What this task involves → Gather every line below where "into" appears.

Supplied material →
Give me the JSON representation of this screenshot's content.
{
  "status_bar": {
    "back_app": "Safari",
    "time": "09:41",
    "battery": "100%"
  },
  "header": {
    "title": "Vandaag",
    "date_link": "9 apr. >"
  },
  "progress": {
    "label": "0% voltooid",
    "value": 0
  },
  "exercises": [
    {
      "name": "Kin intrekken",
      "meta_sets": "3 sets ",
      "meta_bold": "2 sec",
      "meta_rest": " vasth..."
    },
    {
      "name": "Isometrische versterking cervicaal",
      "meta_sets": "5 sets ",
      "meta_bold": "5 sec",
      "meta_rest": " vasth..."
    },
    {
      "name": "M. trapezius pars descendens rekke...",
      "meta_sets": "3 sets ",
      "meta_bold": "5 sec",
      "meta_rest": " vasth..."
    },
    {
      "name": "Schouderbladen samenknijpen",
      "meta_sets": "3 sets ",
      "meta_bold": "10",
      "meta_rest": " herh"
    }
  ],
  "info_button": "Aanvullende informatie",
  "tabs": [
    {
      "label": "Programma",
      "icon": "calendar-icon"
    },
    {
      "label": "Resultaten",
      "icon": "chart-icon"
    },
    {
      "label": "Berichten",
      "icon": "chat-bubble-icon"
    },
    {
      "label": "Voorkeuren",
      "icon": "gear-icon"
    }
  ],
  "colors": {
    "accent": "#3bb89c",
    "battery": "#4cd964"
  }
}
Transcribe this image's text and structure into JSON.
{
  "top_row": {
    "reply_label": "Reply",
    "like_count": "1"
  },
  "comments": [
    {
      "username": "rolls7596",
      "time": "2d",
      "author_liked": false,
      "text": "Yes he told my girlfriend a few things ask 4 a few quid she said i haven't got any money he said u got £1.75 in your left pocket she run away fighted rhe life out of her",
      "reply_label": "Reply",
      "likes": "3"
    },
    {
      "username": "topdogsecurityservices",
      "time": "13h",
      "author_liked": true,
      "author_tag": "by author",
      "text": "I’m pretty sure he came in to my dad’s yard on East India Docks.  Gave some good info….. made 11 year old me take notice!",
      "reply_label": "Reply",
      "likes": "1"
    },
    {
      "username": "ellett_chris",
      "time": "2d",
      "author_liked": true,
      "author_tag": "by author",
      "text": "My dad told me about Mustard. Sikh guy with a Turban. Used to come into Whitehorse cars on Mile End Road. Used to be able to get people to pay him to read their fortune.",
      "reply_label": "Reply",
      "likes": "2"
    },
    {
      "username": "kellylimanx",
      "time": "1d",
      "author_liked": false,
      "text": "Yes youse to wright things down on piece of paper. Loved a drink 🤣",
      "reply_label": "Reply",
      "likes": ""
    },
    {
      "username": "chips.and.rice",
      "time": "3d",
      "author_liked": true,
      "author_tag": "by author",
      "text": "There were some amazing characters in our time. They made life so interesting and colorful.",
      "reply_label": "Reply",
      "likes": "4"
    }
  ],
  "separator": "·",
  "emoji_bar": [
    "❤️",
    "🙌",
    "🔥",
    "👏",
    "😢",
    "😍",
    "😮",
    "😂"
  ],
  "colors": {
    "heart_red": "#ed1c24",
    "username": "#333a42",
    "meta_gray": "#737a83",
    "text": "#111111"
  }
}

Correct answer →
Transcribe this image's text and structure into JSON.
      "text": "My dad told me about Mustard. Sikh guy with a Turban. Used to come into Whitehorse cars on Mile End Road. Used to be able to get people to pay him to read their fortune.",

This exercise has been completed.